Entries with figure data
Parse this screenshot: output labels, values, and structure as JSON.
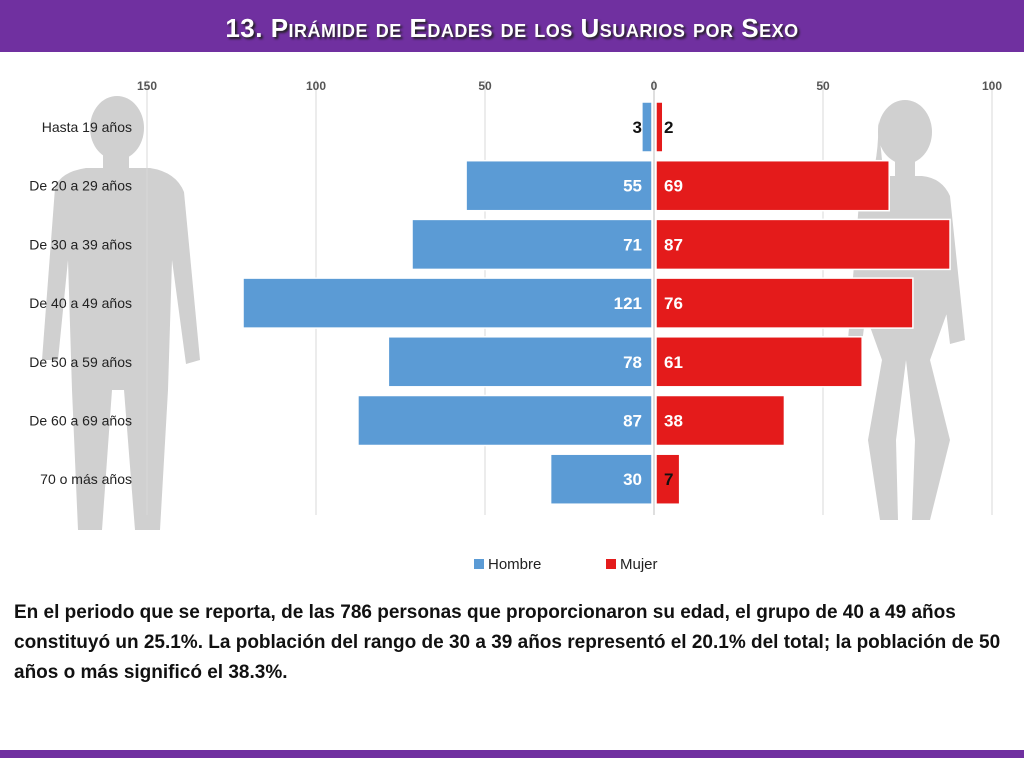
{
  "title": "13. Pirámide de Edades de los Usuarios por Sexo",
  "description": "En el periodo que se reporta, de las 786 personas que proporcionaron su edad, el grupo de 40 a 49 años constituyó un 25.1%. La población del rango de 30 a 39 años representó el 20.1% del total; la población de 50 años o más significó el 38.3%.",
  "chart_data": {
    "type": "bar",
    "orientation": "horizontal-population-pyramid",
    "categories": [
      "Hasta 19 años",
      "De 20 a 29 años",
      "De 30 a 39 años",
      "De 40 a 49 años",
      "De 50 a 59 años",
      "De 60 a 69 años",
      "70 o más años"
    ],
    "series": [
      {
        "name": "Hombre",
        "values": [
          3,
          55,
          71,
          121,
          78,
          87,
          30
        ],
        "color": "#5b9bd5",
        "side": "left"
      },
      {
        "name": "Mujer",
        "values": [
          2,
          69,
          87,
          76,
          61,
          38,
          7
        ],
        "color": "#e41b1b",
        "side": "right"
      }
    ],
    "left_ticks": [
      "150",
      "100",
      "50",
      "0"
    ],
    "right_ticks": [
      "50",
      "100"
    ],
    "xlim_left": [
      150,
      0
    ],
    "xlim_right": [
      0,
      100
    ],
    "grid": true,
    "legend_position": "bottom"
  }
}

PROBLEM TO WORK ON —
Reproduce all of the material above word for word. Omit the pictures.

SOLUTION BELOW —
Parse this screenshot: output labels, values, and structure as JSON.
{
  "title": "13. Pirámide de Edades de los Usuarios por Sexo",
  "description": "En el periodo que se reporta, de las 786 personas que proporcionaron su edad, el grupo de 40 a 49 años constituyó un 25.1%. La población del rango de 30 a 39 años representó el 20.1% del total; la población de 50 años o más significó el 38.3%.",
  "chart_data": {
    "type": "bar",
    "orientation": "horizontal-population-pyramid",
    "categories": [
      "Hasta 19 años",
      "De 20 a 29 años",
      "De 30 a 39 años",
      "De 40 a 49 años",
      "De 50 a 59 años",
      "De 60 a 69 años",
      "70 o más años"
    ],
    "series": [
      {
        "name": "Hombre",
        "values": [
          3,
          55,
          71,
          121,
          78,
          87,
          30
        ],
        "color": "#5b9bd5",
        "side": "left"
      },
      {
        "name": "Mujer",
        "values": [
          2,
          69,
          87,
          76,
          61,
          38,
          7
        ],
        "color": "#e41b1b",
        "side": "right"
      }
    ],
    "left_ticks": [
      "150",
      "100",
      "50",
      "0"
    ],
    "right_ticks": [
      "50",
      "100"
    ],
    "xlim_left": [
      150,
      0
    ],
    "xlim_right": [
      0,
      100
    ],
    "grid": true,
    "legend_position": "bottom"
  }
}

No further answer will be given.